Problem to work on:
Skip the images and return the records below exactly.
# start of Supplied data
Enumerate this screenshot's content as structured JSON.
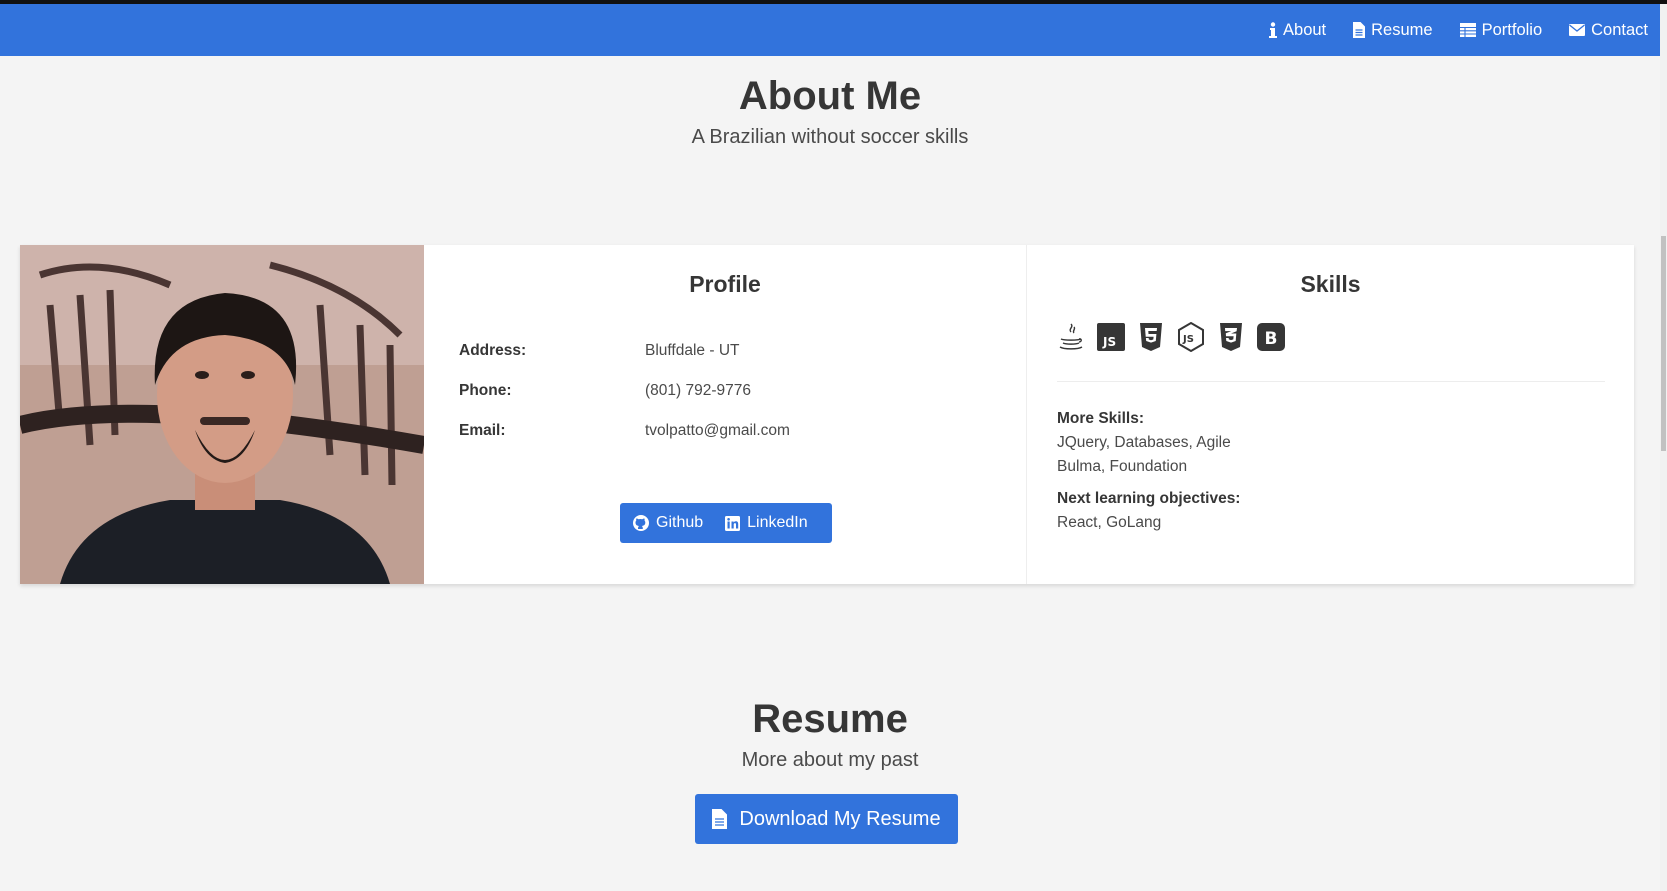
{
  "nav": {
    "items": [
      {
        "label": "About",
        "icon": "info-icon"
      },
      {
        "label": "Resume",
        "icon": "file-icon"
      },
      {
        "label": "Portfolio",
        "icon": "table-icon"
      },
      {
        "label": "Contact",
        "icon": "envelope-icon"
      }
    ]
  },
  "about": {
    "title": "About Me",
    "subtitle": "A Brazilian without soccer skills"
  },
  "profile": {
    "title": "Profile",
    "rows": [
      {
        "label": "Address:",
        "value": "Bluffdale - UT"
      },
      {
        "label": "Phone:",
        "value": "(801) 792-9776"
      },
      {
        "label": "Email:",
        "value": "tvolpatto@gmail.com"
      }
    ],
    "github_label": "Github",
    "linkedin_label": "LinkedIn"
  },
  "skills": {
    "title": "Skills",
    "icons": [
      "java-icon",
      "javascript-icon",
      "html5-icon",
      "nodejs-icon",
      "css3-icon",
      "bootstrap-icon"
    ],
    "more_label": "More Skills:",
    "more_lines": [
      "JQuery, Databases, Agile",
      "Bulma, Foundation"
    ],
    "next_label": "Next learning objectives:",
    "next_value": "React, GoLang"
  },
  "resume": {
    "title": "Resume",
    "subtitle": "More about my past",
    "download_label": "Download My Resume"
  },
  "colors": {
    "accent": "#3273dc",
    "background": "#f4f4f4"
  }
}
# end of Supplied data
Reply to the exercise:
Enumerate this screenshot's content as structured JSON.
{
  "nav": {
    "items": [
      {
        "label": "About",
        "icon": "info-icon"
      },
      {
        "label": "Resume",
        "icon": "file-icon"
      },
      {
        "label": "Portfolio",
        "icon": "table-icon"
      },
      {
        "label": "Contact",
        "icon": "envelope-icon"
      }
    ]
  },
  "about": {
    "title": "About Me",
    "subtitle": "A Brazilian without soccer skills"
  },
  "profile": {
    "title": "Profile",
    "rows": [
      {
        "label": "Address:",
        "value": "Bluffdale - UT"
      },
      {
        "label": "Phone:",
        "value": "(801) 792-9776"
      },
      {
        "label": "Email:",
        "value": "tvolpatto@gmail.com"
      }
    ],
    "github_label": "Github",
    "linkedin_label": "LinkedIn"
  },
  "skills": {
    "title": "Skills",
    "icons": [
      "java-icon",
      "javascript-icon",
      "html5-icon",
      "nodejs-icon",
      "css3-icon",
      "bootstrap-icon"
    ],
    "more_label": "More Skills:",
    "more_lines": [
      "JQuery, Databases, Agile",
      "Bulma, Foundation"
    ],
    "next_label": "Next learning objectives:",
    "next_value": "React, GoLang"
  },
  "resume": {
    "title": "Resume",
    "subtitle": "More about my past",
    "download_label": "Download My Resume"
  },
  "colors": {
    "accent": "#3273dc",
    "background": "#f4f4f4"
  }
}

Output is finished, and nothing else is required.